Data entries
····················
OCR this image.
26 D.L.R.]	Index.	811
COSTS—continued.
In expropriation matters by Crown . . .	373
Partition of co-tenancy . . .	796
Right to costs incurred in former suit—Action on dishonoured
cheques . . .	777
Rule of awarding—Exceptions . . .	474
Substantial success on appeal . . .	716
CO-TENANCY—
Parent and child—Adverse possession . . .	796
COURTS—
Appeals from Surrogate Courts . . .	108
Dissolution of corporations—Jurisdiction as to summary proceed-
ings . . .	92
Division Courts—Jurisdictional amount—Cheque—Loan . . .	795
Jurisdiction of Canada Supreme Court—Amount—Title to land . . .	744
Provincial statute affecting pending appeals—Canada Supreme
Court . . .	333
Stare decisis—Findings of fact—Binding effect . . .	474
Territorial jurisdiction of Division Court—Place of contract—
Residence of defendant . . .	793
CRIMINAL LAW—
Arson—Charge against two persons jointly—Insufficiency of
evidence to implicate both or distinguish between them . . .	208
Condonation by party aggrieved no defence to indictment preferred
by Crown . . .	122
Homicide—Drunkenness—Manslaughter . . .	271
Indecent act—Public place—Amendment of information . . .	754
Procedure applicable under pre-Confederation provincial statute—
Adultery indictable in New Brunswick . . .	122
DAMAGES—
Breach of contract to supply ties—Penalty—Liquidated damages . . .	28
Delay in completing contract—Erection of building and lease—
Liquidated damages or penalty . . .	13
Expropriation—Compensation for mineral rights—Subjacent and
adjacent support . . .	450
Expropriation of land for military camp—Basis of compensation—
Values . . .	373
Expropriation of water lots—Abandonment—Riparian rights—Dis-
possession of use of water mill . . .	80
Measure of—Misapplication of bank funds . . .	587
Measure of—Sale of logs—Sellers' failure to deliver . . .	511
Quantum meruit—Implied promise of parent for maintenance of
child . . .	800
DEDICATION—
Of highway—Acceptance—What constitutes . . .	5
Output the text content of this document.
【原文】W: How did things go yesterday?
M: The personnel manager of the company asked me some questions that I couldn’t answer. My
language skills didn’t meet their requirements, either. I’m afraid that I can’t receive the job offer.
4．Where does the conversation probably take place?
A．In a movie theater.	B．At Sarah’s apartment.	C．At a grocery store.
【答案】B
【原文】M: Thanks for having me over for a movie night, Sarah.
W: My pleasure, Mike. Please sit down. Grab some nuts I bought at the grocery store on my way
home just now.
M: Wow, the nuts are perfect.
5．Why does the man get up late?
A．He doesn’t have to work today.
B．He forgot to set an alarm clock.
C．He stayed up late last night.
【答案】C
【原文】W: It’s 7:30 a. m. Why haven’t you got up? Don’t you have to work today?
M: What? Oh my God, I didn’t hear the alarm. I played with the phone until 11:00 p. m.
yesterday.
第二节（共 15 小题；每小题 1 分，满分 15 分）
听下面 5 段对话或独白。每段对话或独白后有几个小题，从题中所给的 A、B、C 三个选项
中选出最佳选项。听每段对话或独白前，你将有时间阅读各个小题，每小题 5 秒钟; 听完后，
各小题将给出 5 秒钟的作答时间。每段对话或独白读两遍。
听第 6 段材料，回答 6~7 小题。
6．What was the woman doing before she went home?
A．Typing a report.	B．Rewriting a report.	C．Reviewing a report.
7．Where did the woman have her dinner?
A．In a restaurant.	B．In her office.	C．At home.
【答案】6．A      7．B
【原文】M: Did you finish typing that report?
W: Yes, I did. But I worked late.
····················
### [Aim]
Find the lines containing "Where" and list every one of them.

### [Result for this task]
4．Where does the conversation probably take place?
7．Where did the woman have her dinner?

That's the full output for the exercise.